Description of the task: The data below must be copied in full and without any change.

##### Records to use

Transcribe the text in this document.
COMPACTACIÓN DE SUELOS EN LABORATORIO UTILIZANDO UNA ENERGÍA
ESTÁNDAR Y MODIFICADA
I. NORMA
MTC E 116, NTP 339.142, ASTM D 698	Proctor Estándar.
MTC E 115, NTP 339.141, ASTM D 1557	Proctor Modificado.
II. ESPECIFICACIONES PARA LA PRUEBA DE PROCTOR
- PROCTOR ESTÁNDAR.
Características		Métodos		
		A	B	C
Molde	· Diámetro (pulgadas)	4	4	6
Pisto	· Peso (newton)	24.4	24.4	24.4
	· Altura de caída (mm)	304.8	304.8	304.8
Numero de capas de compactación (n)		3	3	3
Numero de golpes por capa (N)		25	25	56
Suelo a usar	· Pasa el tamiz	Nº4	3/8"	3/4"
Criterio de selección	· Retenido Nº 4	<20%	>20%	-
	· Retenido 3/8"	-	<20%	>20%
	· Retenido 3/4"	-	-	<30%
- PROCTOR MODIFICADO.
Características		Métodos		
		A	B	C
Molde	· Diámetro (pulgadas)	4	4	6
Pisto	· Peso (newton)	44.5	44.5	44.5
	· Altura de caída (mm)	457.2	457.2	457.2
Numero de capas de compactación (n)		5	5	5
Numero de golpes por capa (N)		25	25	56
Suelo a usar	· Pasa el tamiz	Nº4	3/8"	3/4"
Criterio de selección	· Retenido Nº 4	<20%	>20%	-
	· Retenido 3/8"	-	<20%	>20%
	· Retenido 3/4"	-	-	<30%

##########

In response:
Transcribe the text in this document.
COMPACTACIÓN DE SUELOS EN LABORATORIO UTILIZANDO UNA ENERGÍA
ESTÁNDAR Y MODIFICADA
I. NORMA
MTC E 116, NTP 339.142, ASTM D 698	Proctor Estándar.
MTC E 115, NTP 339.141, ASTM D 1557	Proctor Modificado.
II. ESPECIFICACIONES PARA LA PRUEBA DE PROCTOR
- PROCTOR ESTÁNDAR.
Características		Métodos		
		A	B	C
Molde	· Diámetro (pulgadas)	4	4	6
Pisto	· Peso (newton)	24.4	24.4	24.4
	· Altura de caída (mm)	304.8	304.8	304.8
Numero de capas de compactación (n)		3	3	3
Numero de golpes por capa (N)		25	25	56
Suelo a usar	· Pasa el tamiz	Nº4	3/8"	3/4"
Criterio de selección	· Retenido Nº 4	<20%	>20%	-
	· Retenido 3/8"	-	<20%	>20%
	· Retenido 3/4"	-	-	<30%
- PROCTOR MODIFICADO.
Características		Métodos		
		A	B	C
Molde	· Diámetro (pulgadas)	4	4	6
Pisto	· Peso (newton)	44.5	44.5	44.5
	· Altura de caída (mm)	457.2	457.2	457.2
Numero de capas de compactación (n)		5	5	5
Numero de golpes por capa (N)		25	25	56
Suelo a usar	· Pasa el tamiz	Nº4	3/8"	3/4"
Criterio de selección	· Retenido Nº 4	<20%	>20%	-
	· Retenido 3/8"	-	<20%	>20%
	· Retenido 3/4"	-	-	<30%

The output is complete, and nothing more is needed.